WRITTEN PROBLEM | Search the data below for the word "Every" and copy each line that holds it.
------ RECORD EXTRACTS ------
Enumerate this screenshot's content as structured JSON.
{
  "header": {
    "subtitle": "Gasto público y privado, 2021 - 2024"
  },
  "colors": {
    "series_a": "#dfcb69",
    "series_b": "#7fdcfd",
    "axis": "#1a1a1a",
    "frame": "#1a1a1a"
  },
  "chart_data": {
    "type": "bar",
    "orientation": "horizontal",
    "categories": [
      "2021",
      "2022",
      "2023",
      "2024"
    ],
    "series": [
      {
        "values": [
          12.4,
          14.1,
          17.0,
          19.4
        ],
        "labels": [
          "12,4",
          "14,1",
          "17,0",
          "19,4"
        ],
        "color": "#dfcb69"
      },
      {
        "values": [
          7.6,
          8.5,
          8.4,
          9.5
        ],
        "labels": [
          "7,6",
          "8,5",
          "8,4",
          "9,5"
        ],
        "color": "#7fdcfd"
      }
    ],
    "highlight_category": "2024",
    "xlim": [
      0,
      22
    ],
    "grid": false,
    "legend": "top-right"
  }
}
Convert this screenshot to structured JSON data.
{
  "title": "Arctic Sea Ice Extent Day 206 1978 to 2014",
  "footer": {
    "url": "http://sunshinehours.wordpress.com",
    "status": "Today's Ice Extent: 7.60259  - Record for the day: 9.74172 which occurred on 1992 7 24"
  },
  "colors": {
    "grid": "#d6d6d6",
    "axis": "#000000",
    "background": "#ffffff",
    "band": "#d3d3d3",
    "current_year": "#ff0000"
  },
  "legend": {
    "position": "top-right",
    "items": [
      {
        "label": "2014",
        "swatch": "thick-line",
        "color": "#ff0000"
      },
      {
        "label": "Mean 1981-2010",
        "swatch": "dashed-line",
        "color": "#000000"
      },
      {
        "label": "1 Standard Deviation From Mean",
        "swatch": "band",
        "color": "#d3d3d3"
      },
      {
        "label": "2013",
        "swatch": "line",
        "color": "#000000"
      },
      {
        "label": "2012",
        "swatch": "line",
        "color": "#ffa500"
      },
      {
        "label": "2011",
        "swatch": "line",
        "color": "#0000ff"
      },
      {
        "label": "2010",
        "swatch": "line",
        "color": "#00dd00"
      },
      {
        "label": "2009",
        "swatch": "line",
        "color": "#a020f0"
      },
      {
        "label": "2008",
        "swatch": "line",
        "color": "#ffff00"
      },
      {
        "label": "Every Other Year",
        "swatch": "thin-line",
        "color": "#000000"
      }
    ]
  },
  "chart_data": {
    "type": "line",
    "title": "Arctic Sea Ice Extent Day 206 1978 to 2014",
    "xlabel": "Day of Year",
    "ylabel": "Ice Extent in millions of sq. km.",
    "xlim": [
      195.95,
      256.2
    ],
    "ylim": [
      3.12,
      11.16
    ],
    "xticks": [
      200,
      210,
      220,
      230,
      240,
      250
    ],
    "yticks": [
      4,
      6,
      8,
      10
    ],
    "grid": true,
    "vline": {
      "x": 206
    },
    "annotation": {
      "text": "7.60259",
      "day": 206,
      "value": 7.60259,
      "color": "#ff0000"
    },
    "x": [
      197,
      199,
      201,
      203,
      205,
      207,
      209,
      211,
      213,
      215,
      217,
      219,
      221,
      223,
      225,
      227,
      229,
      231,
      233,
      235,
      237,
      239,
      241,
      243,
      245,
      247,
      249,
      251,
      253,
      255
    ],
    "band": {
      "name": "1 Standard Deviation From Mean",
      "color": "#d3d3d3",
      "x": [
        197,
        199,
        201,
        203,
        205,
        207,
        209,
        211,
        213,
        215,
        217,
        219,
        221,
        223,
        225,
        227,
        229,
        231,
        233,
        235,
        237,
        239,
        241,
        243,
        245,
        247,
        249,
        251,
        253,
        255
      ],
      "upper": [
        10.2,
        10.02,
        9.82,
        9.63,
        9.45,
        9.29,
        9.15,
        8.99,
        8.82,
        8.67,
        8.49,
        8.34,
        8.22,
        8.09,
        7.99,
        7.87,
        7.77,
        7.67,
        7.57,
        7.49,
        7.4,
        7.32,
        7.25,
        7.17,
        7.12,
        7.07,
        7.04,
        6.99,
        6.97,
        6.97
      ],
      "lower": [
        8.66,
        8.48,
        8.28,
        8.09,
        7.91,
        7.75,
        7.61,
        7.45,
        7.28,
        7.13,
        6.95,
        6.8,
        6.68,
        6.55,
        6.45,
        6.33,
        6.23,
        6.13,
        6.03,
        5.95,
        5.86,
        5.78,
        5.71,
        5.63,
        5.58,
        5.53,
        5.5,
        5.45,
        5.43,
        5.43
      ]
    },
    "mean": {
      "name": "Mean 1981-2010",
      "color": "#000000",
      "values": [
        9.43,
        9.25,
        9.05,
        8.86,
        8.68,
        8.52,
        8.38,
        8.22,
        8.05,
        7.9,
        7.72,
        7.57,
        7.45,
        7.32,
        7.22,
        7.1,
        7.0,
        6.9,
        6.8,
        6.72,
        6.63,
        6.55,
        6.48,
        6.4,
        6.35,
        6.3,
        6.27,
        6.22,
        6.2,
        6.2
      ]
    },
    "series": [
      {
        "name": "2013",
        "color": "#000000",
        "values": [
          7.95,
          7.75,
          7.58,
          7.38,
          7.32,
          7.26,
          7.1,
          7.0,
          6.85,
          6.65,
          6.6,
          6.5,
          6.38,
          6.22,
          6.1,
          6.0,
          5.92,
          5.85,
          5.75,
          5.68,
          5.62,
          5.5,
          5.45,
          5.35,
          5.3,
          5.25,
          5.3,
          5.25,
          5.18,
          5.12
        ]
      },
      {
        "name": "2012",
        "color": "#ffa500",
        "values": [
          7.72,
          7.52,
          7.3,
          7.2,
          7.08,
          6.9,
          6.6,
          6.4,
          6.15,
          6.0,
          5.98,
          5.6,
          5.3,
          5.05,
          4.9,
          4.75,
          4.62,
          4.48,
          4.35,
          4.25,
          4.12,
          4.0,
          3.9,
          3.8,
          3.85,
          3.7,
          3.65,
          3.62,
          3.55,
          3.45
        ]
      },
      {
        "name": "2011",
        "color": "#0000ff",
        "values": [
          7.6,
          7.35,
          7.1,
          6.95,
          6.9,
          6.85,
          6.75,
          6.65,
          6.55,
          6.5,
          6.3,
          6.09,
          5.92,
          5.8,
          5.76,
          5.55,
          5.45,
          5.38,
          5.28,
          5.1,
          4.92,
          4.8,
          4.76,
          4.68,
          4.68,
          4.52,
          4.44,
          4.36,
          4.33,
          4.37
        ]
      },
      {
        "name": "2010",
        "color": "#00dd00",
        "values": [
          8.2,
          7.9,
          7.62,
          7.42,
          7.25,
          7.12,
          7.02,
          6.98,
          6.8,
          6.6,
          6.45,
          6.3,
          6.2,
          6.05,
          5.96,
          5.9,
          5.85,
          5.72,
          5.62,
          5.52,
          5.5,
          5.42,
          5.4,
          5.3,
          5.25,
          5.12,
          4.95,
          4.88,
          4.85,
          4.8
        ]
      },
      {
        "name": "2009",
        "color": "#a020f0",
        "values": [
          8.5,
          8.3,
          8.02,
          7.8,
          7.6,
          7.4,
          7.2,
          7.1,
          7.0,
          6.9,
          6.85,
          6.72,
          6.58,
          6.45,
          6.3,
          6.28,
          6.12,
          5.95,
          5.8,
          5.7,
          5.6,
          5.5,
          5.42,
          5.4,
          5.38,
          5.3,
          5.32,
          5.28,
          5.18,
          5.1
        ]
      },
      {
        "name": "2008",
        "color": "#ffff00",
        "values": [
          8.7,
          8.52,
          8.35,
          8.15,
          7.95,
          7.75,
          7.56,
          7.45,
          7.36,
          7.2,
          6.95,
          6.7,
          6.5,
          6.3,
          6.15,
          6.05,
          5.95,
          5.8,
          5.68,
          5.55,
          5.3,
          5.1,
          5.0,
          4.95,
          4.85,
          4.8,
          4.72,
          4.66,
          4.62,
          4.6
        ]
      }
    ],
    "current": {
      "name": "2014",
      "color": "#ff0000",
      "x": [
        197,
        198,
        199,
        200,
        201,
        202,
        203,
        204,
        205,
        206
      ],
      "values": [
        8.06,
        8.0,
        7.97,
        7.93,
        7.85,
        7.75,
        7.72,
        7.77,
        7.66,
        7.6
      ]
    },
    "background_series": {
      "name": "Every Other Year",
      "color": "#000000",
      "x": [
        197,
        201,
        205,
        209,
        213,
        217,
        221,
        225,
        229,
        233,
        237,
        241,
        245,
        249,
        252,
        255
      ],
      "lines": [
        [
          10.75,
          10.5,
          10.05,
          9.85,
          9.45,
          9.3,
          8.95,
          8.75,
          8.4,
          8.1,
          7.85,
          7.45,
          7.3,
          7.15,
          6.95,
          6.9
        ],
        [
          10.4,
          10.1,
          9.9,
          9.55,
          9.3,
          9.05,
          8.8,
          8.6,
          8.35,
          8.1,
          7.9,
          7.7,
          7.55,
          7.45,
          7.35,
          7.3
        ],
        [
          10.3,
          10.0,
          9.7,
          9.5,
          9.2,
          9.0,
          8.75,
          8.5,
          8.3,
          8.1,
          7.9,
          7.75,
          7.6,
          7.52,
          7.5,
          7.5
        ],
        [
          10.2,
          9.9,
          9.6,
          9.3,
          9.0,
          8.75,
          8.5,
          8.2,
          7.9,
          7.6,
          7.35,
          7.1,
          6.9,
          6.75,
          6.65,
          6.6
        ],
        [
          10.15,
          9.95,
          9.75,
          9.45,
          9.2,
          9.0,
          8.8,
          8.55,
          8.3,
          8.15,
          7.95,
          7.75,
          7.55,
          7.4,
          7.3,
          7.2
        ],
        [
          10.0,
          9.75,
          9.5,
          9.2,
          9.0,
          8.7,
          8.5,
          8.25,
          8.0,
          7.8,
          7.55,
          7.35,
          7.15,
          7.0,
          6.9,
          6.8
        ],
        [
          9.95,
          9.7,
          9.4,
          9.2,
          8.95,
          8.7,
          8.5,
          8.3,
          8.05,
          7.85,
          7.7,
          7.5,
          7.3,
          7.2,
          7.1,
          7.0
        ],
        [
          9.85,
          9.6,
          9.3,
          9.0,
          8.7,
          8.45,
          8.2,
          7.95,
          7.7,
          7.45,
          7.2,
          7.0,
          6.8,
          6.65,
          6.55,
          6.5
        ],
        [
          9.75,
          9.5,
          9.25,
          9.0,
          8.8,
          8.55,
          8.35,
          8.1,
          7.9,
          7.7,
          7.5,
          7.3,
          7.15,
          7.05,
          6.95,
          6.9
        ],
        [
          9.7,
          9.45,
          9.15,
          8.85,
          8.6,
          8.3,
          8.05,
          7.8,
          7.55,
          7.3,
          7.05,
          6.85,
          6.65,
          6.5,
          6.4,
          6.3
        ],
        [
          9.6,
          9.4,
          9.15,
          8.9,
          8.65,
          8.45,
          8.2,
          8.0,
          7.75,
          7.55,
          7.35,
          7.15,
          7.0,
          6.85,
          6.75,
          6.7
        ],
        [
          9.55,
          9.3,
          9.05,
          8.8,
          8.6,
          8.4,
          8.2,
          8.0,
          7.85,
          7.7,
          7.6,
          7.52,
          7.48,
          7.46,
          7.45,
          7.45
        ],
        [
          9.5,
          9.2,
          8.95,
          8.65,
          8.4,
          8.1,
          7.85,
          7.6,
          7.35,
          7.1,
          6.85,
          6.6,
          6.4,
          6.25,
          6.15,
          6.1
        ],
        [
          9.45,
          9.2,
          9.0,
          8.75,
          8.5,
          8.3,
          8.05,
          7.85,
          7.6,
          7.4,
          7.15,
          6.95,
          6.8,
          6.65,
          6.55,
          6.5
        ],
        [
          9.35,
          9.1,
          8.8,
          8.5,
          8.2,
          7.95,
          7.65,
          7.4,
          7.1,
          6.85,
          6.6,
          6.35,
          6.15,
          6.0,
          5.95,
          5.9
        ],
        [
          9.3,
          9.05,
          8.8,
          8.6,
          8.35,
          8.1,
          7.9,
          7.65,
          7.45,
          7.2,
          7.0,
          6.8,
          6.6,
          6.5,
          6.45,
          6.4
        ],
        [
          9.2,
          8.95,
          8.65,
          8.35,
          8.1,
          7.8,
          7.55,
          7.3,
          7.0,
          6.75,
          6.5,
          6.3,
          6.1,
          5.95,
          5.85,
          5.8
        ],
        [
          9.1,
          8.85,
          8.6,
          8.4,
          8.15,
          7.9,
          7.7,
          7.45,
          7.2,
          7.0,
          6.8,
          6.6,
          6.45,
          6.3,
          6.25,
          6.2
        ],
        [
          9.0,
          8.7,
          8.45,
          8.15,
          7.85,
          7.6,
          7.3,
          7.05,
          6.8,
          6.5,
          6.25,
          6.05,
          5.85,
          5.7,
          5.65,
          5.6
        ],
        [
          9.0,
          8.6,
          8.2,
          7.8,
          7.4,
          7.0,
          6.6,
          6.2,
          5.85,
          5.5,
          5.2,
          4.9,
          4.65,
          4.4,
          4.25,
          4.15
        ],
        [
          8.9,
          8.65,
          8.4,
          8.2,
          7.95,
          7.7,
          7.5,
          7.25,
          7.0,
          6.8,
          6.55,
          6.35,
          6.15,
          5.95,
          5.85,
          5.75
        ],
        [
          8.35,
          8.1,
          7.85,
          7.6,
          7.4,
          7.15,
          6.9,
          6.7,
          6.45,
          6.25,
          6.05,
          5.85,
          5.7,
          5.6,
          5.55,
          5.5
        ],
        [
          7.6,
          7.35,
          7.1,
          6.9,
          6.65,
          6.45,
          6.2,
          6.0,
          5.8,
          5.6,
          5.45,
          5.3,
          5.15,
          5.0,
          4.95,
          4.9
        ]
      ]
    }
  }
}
------
REPLY TO THE TASK |
        "label": "Every Other Year",
      "name": "Every Other Year",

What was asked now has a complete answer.